• **Instructions for the task**: Reproduce the listing verbatim.

Data excerpts:

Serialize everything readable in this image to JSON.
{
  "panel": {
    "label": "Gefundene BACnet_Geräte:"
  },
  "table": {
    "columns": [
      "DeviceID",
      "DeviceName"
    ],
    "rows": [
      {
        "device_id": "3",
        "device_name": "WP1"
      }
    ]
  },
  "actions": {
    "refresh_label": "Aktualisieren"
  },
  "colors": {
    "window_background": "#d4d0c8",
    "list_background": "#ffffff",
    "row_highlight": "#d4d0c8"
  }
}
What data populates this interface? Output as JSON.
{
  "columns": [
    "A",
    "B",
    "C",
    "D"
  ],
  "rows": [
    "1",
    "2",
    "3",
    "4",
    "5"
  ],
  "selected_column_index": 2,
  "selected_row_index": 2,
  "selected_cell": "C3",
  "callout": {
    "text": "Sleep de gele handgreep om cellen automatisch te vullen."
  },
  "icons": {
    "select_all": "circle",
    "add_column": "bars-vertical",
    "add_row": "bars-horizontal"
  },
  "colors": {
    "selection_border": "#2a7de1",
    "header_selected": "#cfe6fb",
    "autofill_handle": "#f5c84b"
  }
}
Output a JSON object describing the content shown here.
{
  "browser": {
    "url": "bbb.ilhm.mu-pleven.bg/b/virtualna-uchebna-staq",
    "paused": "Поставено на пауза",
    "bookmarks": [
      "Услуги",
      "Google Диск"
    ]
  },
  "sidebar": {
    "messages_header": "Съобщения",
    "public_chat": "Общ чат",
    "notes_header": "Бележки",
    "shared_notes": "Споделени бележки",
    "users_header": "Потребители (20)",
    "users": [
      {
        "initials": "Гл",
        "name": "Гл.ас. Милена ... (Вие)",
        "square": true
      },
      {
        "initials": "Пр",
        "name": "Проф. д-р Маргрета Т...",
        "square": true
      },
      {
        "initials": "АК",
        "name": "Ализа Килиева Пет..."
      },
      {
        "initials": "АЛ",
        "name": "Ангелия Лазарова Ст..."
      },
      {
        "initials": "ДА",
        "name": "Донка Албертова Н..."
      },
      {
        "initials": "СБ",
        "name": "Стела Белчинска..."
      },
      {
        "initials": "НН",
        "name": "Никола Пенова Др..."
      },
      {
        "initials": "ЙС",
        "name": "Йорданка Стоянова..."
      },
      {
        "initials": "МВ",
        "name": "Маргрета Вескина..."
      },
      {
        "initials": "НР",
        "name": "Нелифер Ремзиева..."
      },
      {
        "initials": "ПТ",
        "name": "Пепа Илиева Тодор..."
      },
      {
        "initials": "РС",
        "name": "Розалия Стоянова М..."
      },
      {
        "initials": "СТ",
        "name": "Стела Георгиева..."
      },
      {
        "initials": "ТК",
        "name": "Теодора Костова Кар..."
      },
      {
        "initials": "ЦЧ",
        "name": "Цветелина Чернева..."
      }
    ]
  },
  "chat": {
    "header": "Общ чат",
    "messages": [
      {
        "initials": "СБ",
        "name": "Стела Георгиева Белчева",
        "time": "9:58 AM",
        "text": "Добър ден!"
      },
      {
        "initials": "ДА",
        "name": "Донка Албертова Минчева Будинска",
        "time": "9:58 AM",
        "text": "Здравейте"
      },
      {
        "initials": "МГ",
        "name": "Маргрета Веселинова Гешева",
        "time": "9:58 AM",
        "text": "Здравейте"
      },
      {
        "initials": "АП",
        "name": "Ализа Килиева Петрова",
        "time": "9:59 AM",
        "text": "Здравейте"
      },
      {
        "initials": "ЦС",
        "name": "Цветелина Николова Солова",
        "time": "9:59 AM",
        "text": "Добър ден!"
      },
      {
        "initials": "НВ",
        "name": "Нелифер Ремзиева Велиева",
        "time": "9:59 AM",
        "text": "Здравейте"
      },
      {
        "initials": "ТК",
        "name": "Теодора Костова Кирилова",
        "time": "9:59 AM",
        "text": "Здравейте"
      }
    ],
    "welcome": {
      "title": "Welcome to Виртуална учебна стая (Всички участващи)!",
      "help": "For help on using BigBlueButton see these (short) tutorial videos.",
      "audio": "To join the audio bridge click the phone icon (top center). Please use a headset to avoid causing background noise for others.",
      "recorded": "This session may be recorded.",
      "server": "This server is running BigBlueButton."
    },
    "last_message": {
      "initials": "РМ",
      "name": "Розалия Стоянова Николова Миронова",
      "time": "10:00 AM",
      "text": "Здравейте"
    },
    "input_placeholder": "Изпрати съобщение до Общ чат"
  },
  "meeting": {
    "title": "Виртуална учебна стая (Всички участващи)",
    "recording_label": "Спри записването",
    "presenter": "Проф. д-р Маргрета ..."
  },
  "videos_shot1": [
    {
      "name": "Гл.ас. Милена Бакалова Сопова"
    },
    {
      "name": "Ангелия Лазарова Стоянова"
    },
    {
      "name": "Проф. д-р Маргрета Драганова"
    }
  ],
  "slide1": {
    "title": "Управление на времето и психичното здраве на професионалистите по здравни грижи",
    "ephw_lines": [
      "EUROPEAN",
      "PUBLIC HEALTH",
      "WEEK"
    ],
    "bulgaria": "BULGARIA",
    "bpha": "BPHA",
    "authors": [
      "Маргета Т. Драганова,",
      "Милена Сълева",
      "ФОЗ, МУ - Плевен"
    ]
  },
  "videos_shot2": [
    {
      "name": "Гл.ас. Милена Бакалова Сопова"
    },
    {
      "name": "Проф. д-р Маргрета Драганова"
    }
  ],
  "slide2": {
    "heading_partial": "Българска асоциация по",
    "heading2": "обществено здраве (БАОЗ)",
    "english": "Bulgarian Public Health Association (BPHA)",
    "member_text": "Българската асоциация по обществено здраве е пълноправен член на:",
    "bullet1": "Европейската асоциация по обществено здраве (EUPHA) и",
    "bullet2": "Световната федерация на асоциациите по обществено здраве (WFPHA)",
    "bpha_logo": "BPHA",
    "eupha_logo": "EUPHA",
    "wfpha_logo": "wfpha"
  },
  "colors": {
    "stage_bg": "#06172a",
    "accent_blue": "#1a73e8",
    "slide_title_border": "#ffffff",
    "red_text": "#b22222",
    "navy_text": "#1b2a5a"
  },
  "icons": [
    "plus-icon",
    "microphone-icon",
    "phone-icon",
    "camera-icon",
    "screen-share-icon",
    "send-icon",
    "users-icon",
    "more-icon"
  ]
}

• **Solution for this exercise**:
Serialize everything readable in this image to JSON.
{
  "panel": {
    "label": "Gefundene BACnet_Geräte:"
  },
  "table": {
    "columns": [
      "DeviceID",
      "DeviceName"
    ],
    "rows": [
      {
        "device_id": "3",
        "device_name": "WP1"
      }
    ]
  },
  "actions": {
    "refresh_label": "Aktualisieren"
  },
  "colors": {
    "window_background": "#d4d0c8",
    "list_background": "#ffffff",
    "row_highlight": "#d4d0c8"
  }
}
What data populates this interface? Output as JSON.
{
  "columns": [
    "A",
    "B",
    "C",
    "D"
  ],
  "rows": [
    "1",
    "2",
    "3",
    "4",
    "5"
  ],
  "selected_column_index": 2,
  "selected_row_index": 2,
  "selected_cell": "C3",
  "callout": {
    "text": "Sleep de gele handgreep om cellen automatisch te vullen."
  },
  "icons": {
    "select_all": "circle",
    "add_column": "bars-vertical",
    "add_row": "bars-horizontal"
  },
  "colors": {
    "selection_border": "#2a7de1",
    "header_selected": "#cfe6fb",
    "autofill_handle": "#f5c84b"
  }
}
Output a JSON object describing the content shown here.
{
  "browser": {
    "url": "bbb.ilhm.mu-pleven.bg/b/virtualna-uchebna-staq",
    "paused": "Поставено на пауза",
    "bookmarks": [
      "Услуги",
      "Google Диск"
    ]
  },
  "sidebar": {
    "messages_header": "Съобщения",
    "public_chat": "Общ чат",
    "notes_header": "Бележки",
    "shared_notes": "Споделени бележки",
    "users_header": "Потребители (20)",
    "users": [
      {
        "initials": "Гл",
        "name": "Гл.ас. Милена ... (Вие)",
        "square": true
      },
      {
        "initials": "Пр",
        "name": "Проф. д-р Маргрета Т...",
        "square": true
      },
      {
        "initials": "АК",
        "name": "Ализа Килиева Пет..."
      },
      {
        "initials": "АЛ",
        "name": "Ангелия Лазарова Ст..."
      },
      {
        "initials": "ДА",
        "name": "Донка Албертова Н..."
      },
      {
        "initials": "СБ",
        "name": "Стела Белчинска..."
      },
      {
        "initials": "НН",
        "name": "Никола Пенова Др..."
      },
      {
        "initials": "ЙС",
        "name": "Йорданка Стоянова..."
      },
      {
        "initials": "МВ",
        "name": "Маргрета Вескина..."
      },
      {
        "initials": "НР",
        "name": "Нелифер Ремзиева..."
      },
      {
        "initials": "ПТ",
        "name": "Пепа Илиева Тодор..."
      },
      {
        "initials": "РС",
        "name": "Розалия Стоянова М..."
      },
      {
        "initials": "СТ",
        "name": "Стела Георгиева..."
      },
      {
        "initials": "ТК",
        "name": "Теодора Костова Кар..."
      },
      {
        "initials": "ЦЧ",
        "name": "Цветелина Чернева..."
      }
    ]
  },
  "chat": {
    "header": "Общ чат",
    "messages": [
      {
        "initials": "СБ",
        "name": "Стела Георгиева Белчева",
        "time": "9:58 AM",
        "text": "Добър ден!"
      },
      {
        "initials": "ДА",
        "name": "Донка Албертова Минчева Будинска",
        "time": "9:58 AM",
        "text": "Здравейте"
      },
      {
        "initials": "МГ",
        "name": "Маргрета Веселинова Гешева",
        "time": "9:58 AM",
        "text": "Здравейте"
      },
      {
        "initials": "АП",
        "name": "Ализа Килиева Петрова",
        "time": "9:59 AM",
        "text": "Здравейте"
      },
      {
        "initials": "ЦС",
        "name": "Цветелина Николова Солова",
        "time": "9:59 AM",
        "text": "Добър ден!"
      },
      {
        "initials": "НВ",
        "name": "Нелифер Ремзиева Велиева",
        "time": "9:59 AM",
        "text": "Здравейте"
      },
      {
        "initials": "ТК",
        "name": "Теодора Костова Кирилова",
        "time": "9:59 AM",
        "text": "Здравейте"
      }
    ],
    "welcome": {
      "title": "Welcome to Виртуална учебна стая (Всички участващи)!",
      "help": "For help on using BigBlueButton see these (short) tutorial videos.",
      "audio": "To join the audio bridge click the phone icon (top center). Please use a headset to avoid causing background noise for others.",
      "recorded": "This session may be recorded.",
      "server": "This server is running BigBlueButton."
    },
    "last_message": {
      "initials": "РМ",
      "name": "Розалия Стоянова Николова Миронова",
      "time": "10:00 AM",
      "text": "Здравейте"
    },
    "input_placeholder": "Изпрати съобщение до Общ чат"
  },
  "meeting": {
    "title": "Виртуална учебна стая (Всички участващи)",
    "recording_label": "Спри записването",
    "presenter": "Проф. д-р Маргрета ..."
  },
  "videos_shot1": [
    {
      "name": "Гл.ас. Милена Бакалова Сопова"
    },
    {
      "name": "Ангелия Лазарова Стоянова"
    },
    {
      "name": "Проф. д-р Маргрета Драганова"
    }
  ],
  "slide1": {
    "title": "Управление на времето и психичното здраве на професионалистите по здравни грижи",
    "ephw_lines": [
      "EUROPEAN",
      "PUBLIC HEALTH",
      "WEEK"
    ],
    "bulgaria": "BULGARIA",
    "bpha": "BPHA",
    "authors": [
      "Маргета Т. Драганова,",
      "Милена Сълева",
      "ФОЗ, МУ - Плевен"
    ]
  },
  "videos_shot2": [
    {
      "name": "Гл.ас. Милена Бакалова Сопова"
    },
    {
      "name": "Проф. д-р Маргрета Драганова"
    }
  ],
  "slide2": {
    "heading_partial": "Българска асоциация по",
    "heading2": "обществено здраве (БАОЗ)",
    "english": "Bulgarian Public Health Association (BPHA)",
    "member_text": "Българската асоциация по обществено здраве е пълноправен член на:",
    "bullet1": "Европейската асоциация по обществено здраве (EUPHA) и",
    "bullet2": "Световната федерация на асоциациите по обществено здраве (WFPHA)",
    "bpha_logo": "BPHA",
    "eupha_logo": "EUPHA",
    "wfpha_logo": "wfpha"
  },
  "colors": {
    "stage_bg": "#06172a",
    "accent_blue": "#1a73e8",
    "slide_title_border": "#ffffff",
    "red_text": "#b22222",
    "navy_text": "#1b2a5a"
  },
  "icons": [
    "plus-icon",
    "microphone-icon",
    "phone-icon",
    "camera-icon",
    "screen-share-icon",
    "send-icon",
    "users-icon",
    "more-icon"
  ]
}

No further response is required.